* **Prompt**
Each line that holds the word "JSON" counts once. Give the total number of such lines and nothing else.

··· Provided records ···

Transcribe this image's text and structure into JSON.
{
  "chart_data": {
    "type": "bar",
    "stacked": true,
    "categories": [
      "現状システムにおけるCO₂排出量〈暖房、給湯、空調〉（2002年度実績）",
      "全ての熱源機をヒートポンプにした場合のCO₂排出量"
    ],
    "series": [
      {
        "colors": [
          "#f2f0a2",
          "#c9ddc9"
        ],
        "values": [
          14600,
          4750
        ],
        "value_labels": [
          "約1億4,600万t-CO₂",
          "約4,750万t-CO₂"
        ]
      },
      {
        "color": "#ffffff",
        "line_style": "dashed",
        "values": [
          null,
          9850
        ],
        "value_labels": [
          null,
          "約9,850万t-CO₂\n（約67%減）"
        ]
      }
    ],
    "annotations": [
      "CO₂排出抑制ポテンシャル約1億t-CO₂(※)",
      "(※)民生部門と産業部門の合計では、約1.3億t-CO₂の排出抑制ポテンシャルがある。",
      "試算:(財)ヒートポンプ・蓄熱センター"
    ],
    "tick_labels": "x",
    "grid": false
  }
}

···
··· Provided records ···

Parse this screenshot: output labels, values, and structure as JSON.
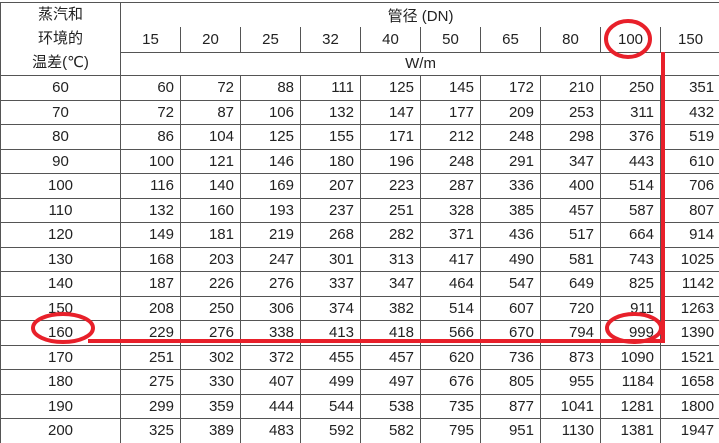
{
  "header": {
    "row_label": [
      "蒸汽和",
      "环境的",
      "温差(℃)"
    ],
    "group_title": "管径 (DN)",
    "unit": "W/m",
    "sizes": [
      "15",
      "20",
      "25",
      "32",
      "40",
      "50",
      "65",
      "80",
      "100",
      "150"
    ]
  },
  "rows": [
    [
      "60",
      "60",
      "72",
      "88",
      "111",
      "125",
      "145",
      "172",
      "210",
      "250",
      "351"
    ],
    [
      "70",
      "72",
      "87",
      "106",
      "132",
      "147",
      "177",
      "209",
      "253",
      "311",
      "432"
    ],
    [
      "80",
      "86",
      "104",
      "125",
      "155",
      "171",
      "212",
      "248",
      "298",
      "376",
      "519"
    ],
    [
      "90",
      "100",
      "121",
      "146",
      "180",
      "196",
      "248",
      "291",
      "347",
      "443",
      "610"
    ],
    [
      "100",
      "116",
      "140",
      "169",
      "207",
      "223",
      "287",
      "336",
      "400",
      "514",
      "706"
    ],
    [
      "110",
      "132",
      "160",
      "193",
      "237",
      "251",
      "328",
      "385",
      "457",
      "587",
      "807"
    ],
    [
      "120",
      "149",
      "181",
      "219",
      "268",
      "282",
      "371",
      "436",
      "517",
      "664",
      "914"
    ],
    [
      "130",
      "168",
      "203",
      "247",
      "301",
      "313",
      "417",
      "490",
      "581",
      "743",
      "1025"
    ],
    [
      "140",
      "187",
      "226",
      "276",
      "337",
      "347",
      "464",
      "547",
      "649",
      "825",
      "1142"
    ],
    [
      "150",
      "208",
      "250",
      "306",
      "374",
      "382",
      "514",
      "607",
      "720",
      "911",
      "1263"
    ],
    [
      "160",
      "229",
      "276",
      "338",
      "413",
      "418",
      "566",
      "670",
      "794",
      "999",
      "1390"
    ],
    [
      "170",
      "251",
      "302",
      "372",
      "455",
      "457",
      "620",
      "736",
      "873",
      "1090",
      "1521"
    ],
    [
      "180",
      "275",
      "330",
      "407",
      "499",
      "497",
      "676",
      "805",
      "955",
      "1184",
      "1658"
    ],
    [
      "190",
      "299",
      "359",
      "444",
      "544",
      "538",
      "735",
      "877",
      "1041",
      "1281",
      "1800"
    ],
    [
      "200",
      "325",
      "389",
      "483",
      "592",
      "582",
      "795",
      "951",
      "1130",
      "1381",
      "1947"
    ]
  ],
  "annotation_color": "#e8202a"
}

···

* **Result**
2